┌─ Data

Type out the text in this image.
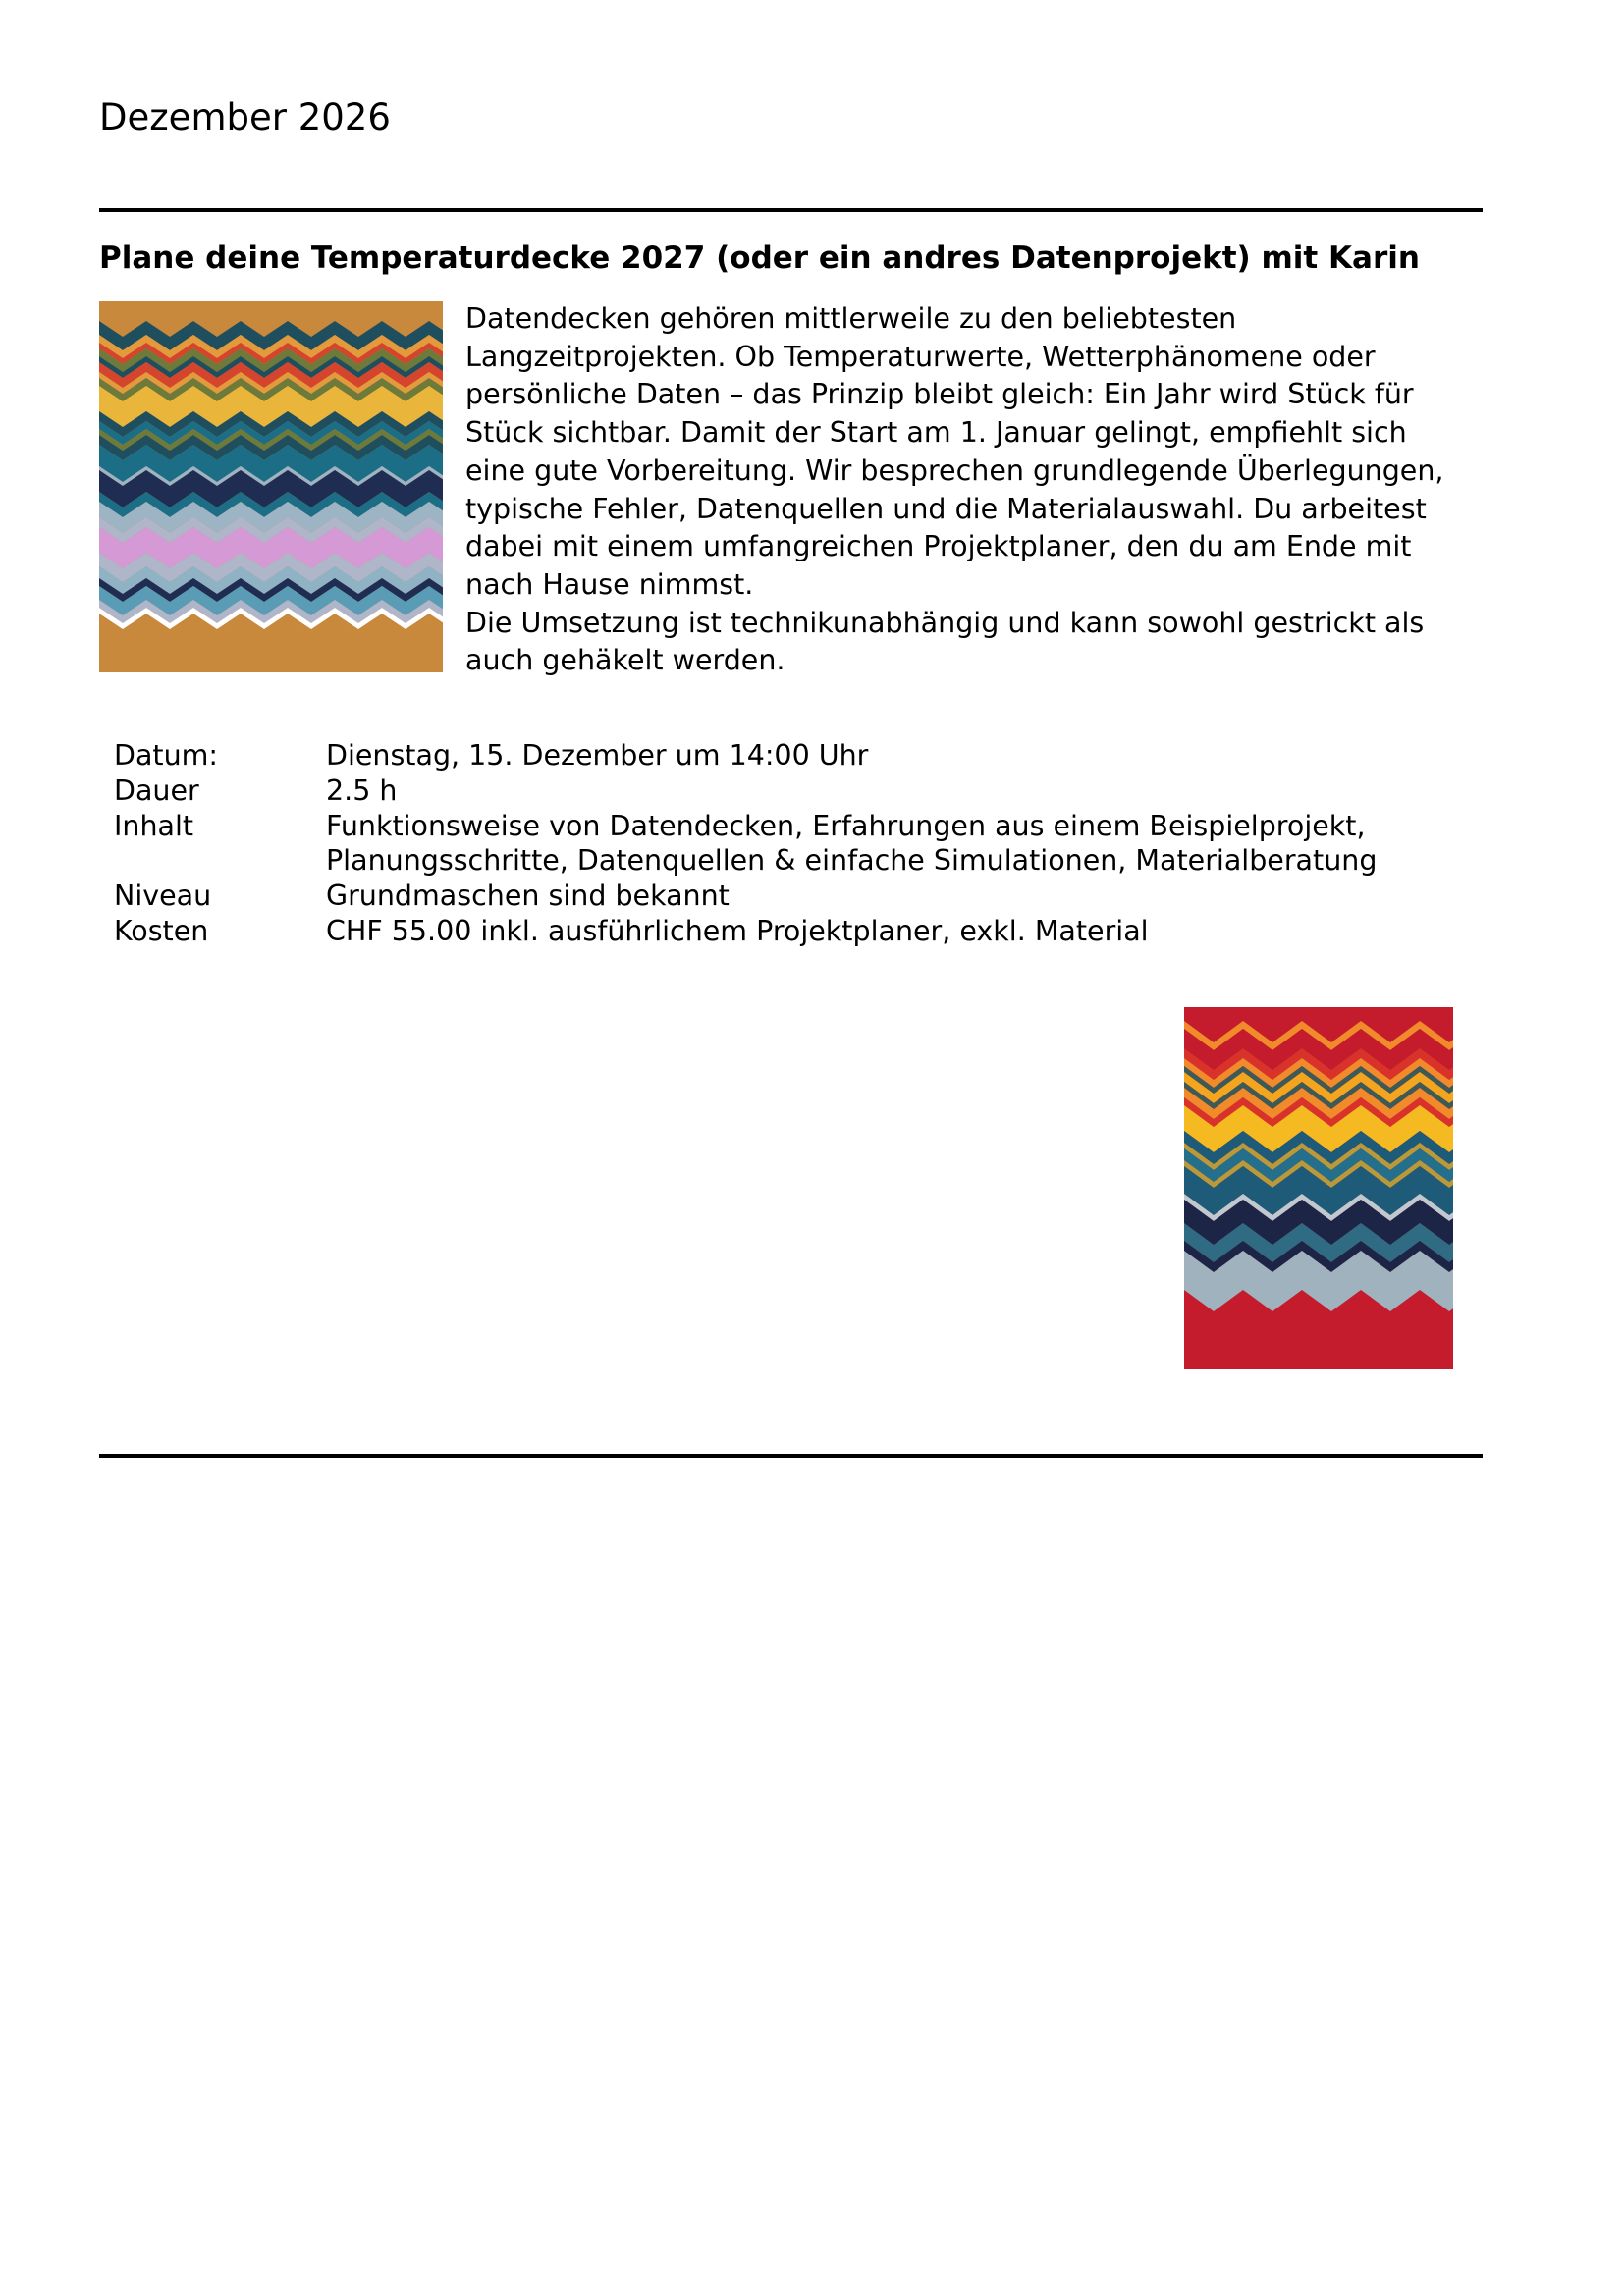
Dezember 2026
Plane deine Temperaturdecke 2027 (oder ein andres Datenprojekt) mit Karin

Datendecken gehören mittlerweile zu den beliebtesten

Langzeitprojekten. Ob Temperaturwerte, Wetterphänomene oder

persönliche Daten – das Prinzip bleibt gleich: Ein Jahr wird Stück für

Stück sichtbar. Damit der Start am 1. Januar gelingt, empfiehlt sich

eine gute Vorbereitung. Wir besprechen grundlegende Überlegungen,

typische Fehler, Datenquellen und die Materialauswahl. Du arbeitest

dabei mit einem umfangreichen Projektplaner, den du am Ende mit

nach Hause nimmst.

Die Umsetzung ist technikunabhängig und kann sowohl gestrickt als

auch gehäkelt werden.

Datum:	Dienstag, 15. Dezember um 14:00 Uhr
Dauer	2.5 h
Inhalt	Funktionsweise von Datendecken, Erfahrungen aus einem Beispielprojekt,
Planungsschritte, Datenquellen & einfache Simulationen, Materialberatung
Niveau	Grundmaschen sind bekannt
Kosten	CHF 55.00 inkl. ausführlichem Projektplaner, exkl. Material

└─

# Brief
Extract every line containing the string "oder" from the data above.

# Expected output
Plane deine Temperaturdecke 2027 (oder ein andres Datenprojekt) mit Karin
Langzeitprojekten. Ob Temperaturwerte, Wetterphänomene oder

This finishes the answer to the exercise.